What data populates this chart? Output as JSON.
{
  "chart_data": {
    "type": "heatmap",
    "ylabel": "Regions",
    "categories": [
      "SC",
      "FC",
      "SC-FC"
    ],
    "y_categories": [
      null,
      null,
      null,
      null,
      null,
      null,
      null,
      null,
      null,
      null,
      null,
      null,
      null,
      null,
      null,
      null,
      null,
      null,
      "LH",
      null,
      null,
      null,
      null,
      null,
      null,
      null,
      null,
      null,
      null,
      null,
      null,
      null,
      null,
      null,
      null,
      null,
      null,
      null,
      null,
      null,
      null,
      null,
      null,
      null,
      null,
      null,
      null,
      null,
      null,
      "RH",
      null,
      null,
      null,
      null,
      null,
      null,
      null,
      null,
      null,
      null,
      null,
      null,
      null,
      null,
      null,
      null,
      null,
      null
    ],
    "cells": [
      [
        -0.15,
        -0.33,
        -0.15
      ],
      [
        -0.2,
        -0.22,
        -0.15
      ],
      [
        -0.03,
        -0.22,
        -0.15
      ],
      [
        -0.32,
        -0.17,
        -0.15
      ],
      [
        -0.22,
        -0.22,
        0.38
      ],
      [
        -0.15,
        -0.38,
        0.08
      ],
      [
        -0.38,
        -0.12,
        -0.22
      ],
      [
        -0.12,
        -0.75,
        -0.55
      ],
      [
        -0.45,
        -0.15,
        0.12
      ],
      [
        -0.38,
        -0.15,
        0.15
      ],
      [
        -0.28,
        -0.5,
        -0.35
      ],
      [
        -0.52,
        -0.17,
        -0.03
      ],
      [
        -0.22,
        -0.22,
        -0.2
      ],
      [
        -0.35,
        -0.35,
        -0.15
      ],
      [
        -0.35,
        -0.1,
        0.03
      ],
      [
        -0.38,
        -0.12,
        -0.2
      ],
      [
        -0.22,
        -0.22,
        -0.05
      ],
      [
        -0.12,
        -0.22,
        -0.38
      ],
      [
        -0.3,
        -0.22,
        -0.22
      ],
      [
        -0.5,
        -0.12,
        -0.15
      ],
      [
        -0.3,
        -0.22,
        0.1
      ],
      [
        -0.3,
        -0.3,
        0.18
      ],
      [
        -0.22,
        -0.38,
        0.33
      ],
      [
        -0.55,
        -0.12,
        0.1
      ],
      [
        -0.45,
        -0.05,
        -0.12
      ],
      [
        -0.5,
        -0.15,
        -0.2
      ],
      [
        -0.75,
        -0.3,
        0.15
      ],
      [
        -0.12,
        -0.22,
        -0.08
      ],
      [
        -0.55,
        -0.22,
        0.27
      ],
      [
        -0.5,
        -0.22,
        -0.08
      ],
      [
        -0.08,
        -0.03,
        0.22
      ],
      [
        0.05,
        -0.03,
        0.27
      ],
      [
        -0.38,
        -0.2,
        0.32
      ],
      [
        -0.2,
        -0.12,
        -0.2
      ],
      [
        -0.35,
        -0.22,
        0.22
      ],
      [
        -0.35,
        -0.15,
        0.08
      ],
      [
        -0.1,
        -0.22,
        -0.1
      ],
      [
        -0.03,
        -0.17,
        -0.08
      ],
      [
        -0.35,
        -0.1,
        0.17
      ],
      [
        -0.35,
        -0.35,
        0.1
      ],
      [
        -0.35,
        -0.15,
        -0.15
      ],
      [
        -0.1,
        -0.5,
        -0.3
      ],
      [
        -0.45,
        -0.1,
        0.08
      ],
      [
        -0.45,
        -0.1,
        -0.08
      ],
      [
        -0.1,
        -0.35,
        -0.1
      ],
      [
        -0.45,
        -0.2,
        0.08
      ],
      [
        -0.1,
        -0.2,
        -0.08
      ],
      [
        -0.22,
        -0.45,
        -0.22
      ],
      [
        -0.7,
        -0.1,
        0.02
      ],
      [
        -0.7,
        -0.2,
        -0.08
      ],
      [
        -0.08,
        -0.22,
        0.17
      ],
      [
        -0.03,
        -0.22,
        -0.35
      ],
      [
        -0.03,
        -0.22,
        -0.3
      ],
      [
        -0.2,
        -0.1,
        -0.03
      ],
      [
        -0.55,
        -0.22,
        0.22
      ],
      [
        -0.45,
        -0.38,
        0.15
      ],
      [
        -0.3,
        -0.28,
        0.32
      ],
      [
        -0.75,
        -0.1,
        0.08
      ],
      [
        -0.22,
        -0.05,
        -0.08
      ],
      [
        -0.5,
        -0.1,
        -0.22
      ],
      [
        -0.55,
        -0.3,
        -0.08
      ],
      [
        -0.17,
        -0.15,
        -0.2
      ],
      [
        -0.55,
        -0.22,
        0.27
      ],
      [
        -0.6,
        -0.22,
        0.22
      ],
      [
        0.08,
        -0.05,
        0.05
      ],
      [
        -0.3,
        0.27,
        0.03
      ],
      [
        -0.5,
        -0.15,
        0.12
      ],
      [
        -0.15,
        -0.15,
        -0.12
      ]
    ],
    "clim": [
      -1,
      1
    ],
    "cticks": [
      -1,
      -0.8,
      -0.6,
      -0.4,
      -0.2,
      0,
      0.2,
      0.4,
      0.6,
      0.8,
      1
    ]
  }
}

WHAT YOU WILL DO:
Write the data out again in full and exactly.

WRITTEN ANSWER:
What data populates this chart? Output as JSON.
{
  "chart_data": {
    "type": "heatmap",
    "ylabel": "Regions",
    "categories": [
      "SC",
      "FC",
      "SC-FC"
    ],
    "y_categories": [
      null,
      null,
      null,
      null,
      null,
      null,
      null,
      null,
      null,
      null,
      null,
      null,
      null,
      null,
      null,
      null,
      null,
      null,
      "LH",
      null,
      null,
      null,
      null,
      null,
      null,
      null,
      null,
      null,
      null,
      null,
      null,
      null,
      null,
      null,
      null,
      null,
      null,
      null,
      null,
      null,
      null,
      null,
      null,
      null,
      null,
      null,
      null,
      null,
      null,
      "RH",
      null,
      null,
      null,
      null,
      null,
      null,
      null,
      null,
      null,
      null,
      null,
      null,
      null,
      null,
      null,
      null,
      null,
      null
    ],
    "cells": [
      [
        -0.15,
        -0.33,
        -0.15
      ],
      [
        -0.2,
        -0.22,
        -0.15
      ],
      [
        -0.03,
        -0.22,
        -0.15
      ],
      [
        -0.32,
        -0.17,
        -0.15
      ],
      [
        -0.22,
        -0.22,
        0.38
      ],
      [
        -0.15,
        -0.38,
        0.08
      ],
      [
        -0.38,
        -0.12,
        -0.22
      ],
      [
        -0.12,
        -0.75,
        -0.55
      ],
      [
        -0.45,
        -0.15,
        0.12
      ],
      [
        -0.38,
        -0.15,
        0.15
      ],
      [
        -0.28,
        -0.5,
        -0.35
      ],
      [
        -0.52,
        -0.17,
        -0.03
      ],
      [
        -0.22,
        -0.22,
        -0.2
      ],
      [
        -0.35,
        -0.35,
        -0.15
      ],
      [
        -0.35,
        -0.1,
        0.03
      ],
      [
        -0.38,
        -0.12,
        -0.2
      ],
      [
        -0.22,
        -0.22,
        -0.05
      ],
      [
        -0.12,
        -0.22,
        -0.38
      ],
      [
        -0.3,
        -0.22,
        -0.22
      ],
      [
        -0.5,
        -0.12,
        -0.15
      ],
      [
        -0.3,
        -0.22,
        0.1
      ],
      [
        -0.3,
        -0.3,
        0.18
      ],
      [
        -0.22,
        -0.38,
        0.33
      ],
      [
        -0.55,
        -0.12,
        0.1
      ],
      [
        -0.45,
        -0.05,
        -0.12
      ],
      [
        -0.5,
        -0.15,
        -0.2
      ],
      [
        -0.75,
        -0.3,
        0.15
      ],
      [
        -0.12,
        -0.22,
        -0.08
      ],
      [
        -0.55,
        -0.22,
        0.27
      ],
      [
        -0.5,
        -0.22,
        -0.08
      ],
      [
        -0.08,
        -0.03,
        0.22
      ],
      [
        0.05,
        -0.03,
        0.27
      ],
      [
        -0.38,
        -0.2,
        0.32
      ],
      [
        -0.2,
        -0.12,
        -0.2
      ],
      [
        -0.35,
        -0.22,
        0.22
      ],
      [
        -0.35,
        -0.15,
        0.08
      ],
      [
        -0.1,
        -0.22,
        -0.1
      ],
      [
        -0.03,
        -0.17,
        -0.08
      ],
      [
        -0.35,
        -0.1,
        0.17
      ],
      [
        -0.35,
        -0.35,
        0.1
      ],
      [
        -0.35,
        -0.15,
        -0.15
      ],
      [
        -0.1,
        -0.5,
        -0.3
      ],
      [
        -0.45,
        -0.1,
        0.08
      ],
      [
        -0.45,
        -0.1,
        -0.08
      ],
      [
        -0.1,
        -0.35,
        -0.1
      ],
      [
        -0.45,
        -0.2,
        0.08
      ],
      [
        -0.1,
        -0.2,
        -0.08
      ],
      [
        -0.22,
        -0.45,
        -0.22
      ],
      [
        -0.7,
        -0.1,
        0.02
      ],
      [
        -0.7,
        -0.2,
        -0.08
      ],
      [
        -0.08,
        -0.22,
        0.17
      ],
      [
        -0.03,
        -0.22,
        -0.35
      ],
      [
        -0.03,
        -0.22,
        -0.3
      ],
      [
        -0.2,
        -0.1,
        -0.03
      ],
      [
        -0.55,
        -0.22,
        0.22
      ],
      [
        -0.45,
        -0.38,
        0.15
      ],
      [
        -0.3,
        -0.28,
        0.32
      ],
      [
        -0.75,
        -0.1,
        0.08
      ],
      [
        -0.22,
        -0.05,
        -0.08
      ],
      [
        -0.5,
        -0.1,
        -0.22
      ],
      [
        -0.55,
        -0.3,
        -0.08
      ],
      [
        -0.17,
        -0.15,
        -0.2
      ],
      [
        -0.55,
        -0.22,
        0.27
      ],
      [
        -0.6,
        -0.22,
        0.22
      ],
      [
        0.08,
        -0.05,
        0.05
      ],
      [
        -0.3,
        0.27,
        0.03
      ],
      [
        -0.5,
        -0.15,
        0.12
      ],
      [
        -0.15,
        -0.15,
        -0.12
      ]
    ],
    "clim": [
      -1,
      1
    ],
    "cticks": [
      -1,
      -0.8,
      -0.6,
      -0.4,
      -0.2,
      0,
      0.2,
      0.4,
      0.6,
      0.8,
      1
    ]
  }
}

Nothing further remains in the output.